Instructions for the task:
Work out the number of lines in the records that include the word "appetibiliũm"; reply with that number alone.

Data listing:
--
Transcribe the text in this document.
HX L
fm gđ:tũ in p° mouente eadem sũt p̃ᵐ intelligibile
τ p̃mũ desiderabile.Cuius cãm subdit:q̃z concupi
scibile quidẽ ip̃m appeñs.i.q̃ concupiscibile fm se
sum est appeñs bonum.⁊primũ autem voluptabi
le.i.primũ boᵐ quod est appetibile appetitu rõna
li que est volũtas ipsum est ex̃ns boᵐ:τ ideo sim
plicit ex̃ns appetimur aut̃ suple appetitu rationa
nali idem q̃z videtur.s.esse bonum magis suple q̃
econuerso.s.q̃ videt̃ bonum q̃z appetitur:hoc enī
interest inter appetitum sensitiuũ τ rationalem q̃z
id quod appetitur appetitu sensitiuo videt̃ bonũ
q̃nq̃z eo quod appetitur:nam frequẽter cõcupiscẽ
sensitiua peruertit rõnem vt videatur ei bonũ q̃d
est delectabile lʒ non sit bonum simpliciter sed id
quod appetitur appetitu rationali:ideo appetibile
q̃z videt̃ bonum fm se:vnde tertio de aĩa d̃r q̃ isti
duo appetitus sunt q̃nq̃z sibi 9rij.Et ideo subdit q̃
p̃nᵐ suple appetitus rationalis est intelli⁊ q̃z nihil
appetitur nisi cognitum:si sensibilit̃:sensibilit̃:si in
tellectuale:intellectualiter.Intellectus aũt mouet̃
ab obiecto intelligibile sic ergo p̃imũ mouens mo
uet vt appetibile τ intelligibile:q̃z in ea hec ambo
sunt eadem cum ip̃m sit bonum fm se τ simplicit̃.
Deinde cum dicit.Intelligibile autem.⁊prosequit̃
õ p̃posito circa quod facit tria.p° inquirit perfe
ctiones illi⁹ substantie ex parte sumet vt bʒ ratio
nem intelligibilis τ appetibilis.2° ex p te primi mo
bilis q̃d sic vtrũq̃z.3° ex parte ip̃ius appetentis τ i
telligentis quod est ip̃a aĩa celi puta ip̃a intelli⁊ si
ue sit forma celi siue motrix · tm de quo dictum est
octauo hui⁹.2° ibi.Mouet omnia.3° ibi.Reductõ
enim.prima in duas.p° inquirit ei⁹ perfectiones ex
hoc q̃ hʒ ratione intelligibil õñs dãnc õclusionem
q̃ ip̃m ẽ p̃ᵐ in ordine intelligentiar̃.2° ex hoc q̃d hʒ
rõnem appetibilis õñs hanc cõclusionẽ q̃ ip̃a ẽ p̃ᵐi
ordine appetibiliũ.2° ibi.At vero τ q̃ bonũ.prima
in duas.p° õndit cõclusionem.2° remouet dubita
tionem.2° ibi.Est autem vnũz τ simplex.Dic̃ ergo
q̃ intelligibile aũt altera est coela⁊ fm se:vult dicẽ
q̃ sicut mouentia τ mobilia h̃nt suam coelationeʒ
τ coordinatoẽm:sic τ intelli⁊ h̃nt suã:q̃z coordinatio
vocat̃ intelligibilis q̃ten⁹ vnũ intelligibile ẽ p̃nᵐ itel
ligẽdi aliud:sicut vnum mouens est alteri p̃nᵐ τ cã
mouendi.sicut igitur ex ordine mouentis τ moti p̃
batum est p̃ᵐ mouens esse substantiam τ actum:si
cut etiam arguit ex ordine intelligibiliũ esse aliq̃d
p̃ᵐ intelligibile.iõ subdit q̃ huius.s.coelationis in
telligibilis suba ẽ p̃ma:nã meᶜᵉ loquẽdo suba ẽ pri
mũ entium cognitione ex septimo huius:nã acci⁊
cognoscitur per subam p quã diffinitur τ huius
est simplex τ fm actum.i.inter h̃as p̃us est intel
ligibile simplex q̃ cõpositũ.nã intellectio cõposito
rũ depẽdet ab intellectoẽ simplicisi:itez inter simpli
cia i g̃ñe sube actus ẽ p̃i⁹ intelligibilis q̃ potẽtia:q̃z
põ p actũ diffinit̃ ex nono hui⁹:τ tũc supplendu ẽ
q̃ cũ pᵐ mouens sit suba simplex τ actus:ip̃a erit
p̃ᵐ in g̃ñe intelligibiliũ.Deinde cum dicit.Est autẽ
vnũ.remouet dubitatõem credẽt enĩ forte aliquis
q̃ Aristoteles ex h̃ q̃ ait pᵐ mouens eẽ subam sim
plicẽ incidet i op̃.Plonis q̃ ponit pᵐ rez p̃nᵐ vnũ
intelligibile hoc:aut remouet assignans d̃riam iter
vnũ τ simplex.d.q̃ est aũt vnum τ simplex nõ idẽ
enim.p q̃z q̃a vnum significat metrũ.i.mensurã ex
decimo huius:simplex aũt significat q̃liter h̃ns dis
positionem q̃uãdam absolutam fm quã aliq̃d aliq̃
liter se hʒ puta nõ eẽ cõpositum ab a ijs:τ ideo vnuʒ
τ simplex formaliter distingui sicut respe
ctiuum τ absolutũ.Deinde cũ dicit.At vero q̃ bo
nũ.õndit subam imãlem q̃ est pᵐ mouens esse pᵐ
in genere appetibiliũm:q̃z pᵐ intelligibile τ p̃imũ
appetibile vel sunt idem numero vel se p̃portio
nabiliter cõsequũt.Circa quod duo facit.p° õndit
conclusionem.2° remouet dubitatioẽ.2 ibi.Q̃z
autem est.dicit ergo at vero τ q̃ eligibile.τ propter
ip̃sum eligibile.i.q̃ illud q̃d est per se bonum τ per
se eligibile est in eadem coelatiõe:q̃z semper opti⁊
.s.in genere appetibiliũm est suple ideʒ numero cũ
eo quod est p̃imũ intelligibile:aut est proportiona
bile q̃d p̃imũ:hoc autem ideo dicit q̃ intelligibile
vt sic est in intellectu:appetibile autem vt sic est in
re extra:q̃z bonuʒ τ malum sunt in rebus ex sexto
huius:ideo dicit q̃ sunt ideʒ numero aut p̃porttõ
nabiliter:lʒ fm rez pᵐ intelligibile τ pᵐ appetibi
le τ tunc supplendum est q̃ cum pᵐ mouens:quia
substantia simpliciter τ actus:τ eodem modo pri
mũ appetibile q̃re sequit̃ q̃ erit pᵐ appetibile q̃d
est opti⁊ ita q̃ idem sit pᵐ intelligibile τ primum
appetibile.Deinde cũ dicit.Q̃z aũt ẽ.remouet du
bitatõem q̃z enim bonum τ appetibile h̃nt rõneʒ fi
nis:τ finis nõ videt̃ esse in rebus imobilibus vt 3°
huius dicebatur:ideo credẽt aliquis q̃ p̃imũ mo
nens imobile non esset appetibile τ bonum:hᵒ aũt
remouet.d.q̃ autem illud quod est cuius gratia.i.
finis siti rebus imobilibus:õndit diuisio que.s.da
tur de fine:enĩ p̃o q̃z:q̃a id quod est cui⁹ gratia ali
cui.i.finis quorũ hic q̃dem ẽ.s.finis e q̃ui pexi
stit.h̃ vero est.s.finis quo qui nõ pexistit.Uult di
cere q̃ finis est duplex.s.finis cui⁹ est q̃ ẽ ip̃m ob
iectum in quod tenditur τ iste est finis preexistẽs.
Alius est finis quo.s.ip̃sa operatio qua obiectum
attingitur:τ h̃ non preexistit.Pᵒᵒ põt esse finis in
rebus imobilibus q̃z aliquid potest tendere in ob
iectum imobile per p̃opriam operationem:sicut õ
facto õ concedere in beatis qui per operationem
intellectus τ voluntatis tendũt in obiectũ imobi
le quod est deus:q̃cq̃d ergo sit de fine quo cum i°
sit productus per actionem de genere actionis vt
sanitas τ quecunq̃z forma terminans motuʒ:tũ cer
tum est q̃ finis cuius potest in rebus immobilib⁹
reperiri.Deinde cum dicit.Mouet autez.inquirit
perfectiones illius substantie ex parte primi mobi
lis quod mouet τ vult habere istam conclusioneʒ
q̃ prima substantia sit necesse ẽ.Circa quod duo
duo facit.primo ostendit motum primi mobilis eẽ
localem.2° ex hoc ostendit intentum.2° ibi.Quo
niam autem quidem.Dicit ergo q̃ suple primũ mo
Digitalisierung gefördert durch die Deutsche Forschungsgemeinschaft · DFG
--
Solved problem:
2